== TASK GOAL ==
Here are some records. Copy each one exactly.

== DATA FOR PROCESSING ==
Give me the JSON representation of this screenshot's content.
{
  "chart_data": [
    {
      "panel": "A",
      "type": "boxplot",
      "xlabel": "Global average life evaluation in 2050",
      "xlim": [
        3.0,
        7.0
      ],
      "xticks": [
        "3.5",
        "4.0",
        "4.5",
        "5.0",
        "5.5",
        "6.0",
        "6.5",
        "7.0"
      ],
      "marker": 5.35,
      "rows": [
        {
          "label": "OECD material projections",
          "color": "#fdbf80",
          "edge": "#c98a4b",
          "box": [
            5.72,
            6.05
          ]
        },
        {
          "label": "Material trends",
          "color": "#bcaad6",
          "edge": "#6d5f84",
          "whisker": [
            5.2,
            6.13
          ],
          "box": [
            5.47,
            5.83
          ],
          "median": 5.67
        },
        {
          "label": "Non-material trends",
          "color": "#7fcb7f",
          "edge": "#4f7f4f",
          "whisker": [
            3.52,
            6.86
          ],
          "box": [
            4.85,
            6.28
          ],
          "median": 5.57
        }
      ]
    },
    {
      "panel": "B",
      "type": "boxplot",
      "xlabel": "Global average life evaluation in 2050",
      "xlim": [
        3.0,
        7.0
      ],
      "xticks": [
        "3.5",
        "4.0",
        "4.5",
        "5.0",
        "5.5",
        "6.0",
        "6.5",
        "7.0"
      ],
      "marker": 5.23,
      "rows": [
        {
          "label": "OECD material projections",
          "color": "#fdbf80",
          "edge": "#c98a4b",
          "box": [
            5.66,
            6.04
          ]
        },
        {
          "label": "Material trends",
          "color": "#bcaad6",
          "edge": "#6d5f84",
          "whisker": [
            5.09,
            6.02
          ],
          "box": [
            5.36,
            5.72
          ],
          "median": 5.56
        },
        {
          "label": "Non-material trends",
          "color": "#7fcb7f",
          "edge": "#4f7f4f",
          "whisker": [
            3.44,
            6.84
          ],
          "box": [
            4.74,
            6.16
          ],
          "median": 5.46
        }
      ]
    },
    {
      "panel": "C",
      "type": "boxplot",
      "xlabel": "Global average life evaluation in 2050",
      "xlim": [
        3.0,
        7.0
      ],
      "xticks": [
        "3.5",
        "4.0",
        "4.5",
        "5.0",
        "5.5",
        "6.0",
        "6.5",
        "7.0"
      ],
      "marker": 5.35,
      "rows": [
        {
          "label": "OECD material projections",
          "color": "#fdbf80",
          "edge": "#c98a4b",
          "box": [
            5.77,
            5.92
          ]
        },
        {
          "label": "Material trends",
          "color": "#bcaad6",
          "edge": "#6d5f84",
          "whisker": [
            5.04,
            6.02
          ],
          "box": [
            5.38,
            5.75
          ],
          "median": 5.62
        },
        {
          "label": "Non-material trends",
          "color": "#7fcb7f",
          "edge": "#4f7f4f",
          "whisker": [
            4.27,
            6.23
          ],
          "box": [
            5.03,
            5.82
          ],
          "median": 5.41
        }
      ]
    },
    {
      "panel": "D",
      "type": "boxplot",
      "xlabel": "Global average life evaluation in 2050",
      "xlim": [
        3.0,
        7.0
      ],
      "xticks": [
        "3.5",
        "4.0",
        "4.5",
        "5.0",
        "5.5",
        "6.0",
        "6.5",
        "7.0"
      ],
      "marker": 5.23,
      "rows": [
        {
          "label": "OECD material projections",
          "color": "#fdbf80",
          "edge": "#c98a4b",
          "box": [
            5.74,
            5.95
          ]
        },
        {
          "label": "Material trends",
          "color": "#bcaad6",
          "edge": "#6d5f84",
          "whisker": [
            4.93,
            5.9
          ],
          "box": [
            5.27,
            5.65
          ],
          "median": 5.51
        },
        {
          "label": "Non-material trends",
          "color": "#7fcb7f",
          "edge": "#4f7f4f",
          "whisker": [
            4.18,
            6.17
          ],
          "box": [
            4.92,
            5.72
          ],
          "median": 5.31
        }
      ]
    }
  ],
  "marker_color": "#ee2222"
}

== THE COMPLETED TASK ==
Give me the JSON representation of this screenshot's content.
{
  "chart_data": [
    {
      "panel": "A",
      "type": "boxplot",
      "xlabel": "Global average life evaluation in 2050",
      "xlim": [
        3.0,
        7.0
      ],
      "xticks": [
        "3.5",
        "4.0",
        "4.5",
        "5.0",
        "5.5",
        "6.0",
        "6.5",
        "7.0"
      ],
      "marker": 5.35,
      "rows": [
        {
          "label": "OECD material projections",
          "color": "#fdbf80",
          "edge": "#c98a4b",
          "box": [
            5.72,
            6.05
          ]
        },
        {
          "label": "Material trends",
          "color": "#bcaad6",
          "edge": "#6d5f84",
          "whisker": [
            5.2,
            6.13
          ],
          "box": [
            5.47,
            5.83
          ],
          "median": 5.67
        },
        {
          "label": "Non-material trends",
          "color": "#7fcb7f",
          "edge": "#4f7f4f",
          "whisker": [
            3.52,
            6.86
          ],
          "box": [
            4.85,
            6.28
          ],
          "median": 5.57
        }
      ]
    },
    {
      "panel": "B",
      "type": "boxplot",
      "xlabel": "Global average life evaluation in 2050",
      "xlim": [
        3.0,
        7.0
      ],
      "xticks": [
        "3.5",
        "4.0",
        "4.5",
        "5.0",
        "5.5",
        "6.0",
        "6.5",
        "7.0"
      ],
      "marker": 5.23,
      "rows": [
        {
          "label": "OECD material projections",
          "color": "#fdbf80",
          "edge": "#c98a4b",
          "box": [
            5.66,
            6.04
          ]
        },
        {
          "label": "Material trends",
          "color": "#bcaad6",
          "edge": "#6d5f84",
          "whisker": [
            5.09,
            6.02
          ],
          "box": [
            5.36,
            5.72
          ],
          "median": 5.56
        },
        {
          "label": "Non-material trends",
          "color": "#7fcb7f",
          "edge": "#4f7f4f",
          "whisker": [
            3.44,
            6.84
          ],
          "box": [
            4.74,
            6.16
          ],
          "median": 5.46
        }
      ]
    },
    {
      "panel": "C",
      "type": "boxplot",
      "xlabel": "Global average life evaluation in 2050",
      "xlim": [
        3.0,
        7.0
      ],
      "xticks": [
        "3.5",
        "4.0",
        "4.5",
        "5.0",
        "5.5",
        "6.0",
        "6.5",
        "7.0"
      ],
      "marker": 5.35,
      "rows": [
        {
          "label": "OECD material projections",
          "color": "#fdbf80",
          "edge": "#c98a4b",
          "box": [
            5.77,
            5.92
          ]
        },
        {
          "label": "Material trends",
          "color": "#bcaad6",
          "edge": "#6d5f84",
          "whisker": [
            5.04,
            6.02
          ],
          "box": [
            5.38,
            5.75
          ],
          "median": 5.62
        },
        {
          "label": "Non-material trends",
          "color": "#7fcb7f",
          "edge": "#4f7f4f",
          "whisker": [
            4.27,
            6.23
          ],
          "box": [
            5.03,
            5.82
          ],
          "median": 5.41
        }
      ]
    },
    {
      "panel": "D",
      "type": "boxplot",
      "xlabel": "Global average life evaluation in 2050",
      "xlim": [
        3.0,
        7.0
      ],
      "xticks": [
        "3.5",
        "4.0",
        "4.5",
        "5.0",
        "5.5",
        "6.0",
        "6.5",
        "7.0"
      ],
      "marker": 5.23,
      "rows": [
        {
          "label": "OECD material projections",
          "color": "#fdbf80",
          "edge": "#c98a4b",
          "box": [
            5.74,
            5.95
          ]
        },
        {
          "label": "Material trends",
          "color": "#bcaad6",
          "edge": "#6d5f84",
          "whisker": [
            4.93,
            5.9
          ],
          "box": [
            5.27,
            5.65
          ],
          "median": 5.51
        },
        {
          "label": "Non-material trends",
          "color": "#7fcb7f",
          "edge": "#4f7f4f",
          "whisker": [
            4.18,
            6.17
          ],
          "box": [
            4.92,
            5.72
          ],
          "median": 5.31
        }
      ]
    }
  ],
  "marker_color": "#ee2222"
}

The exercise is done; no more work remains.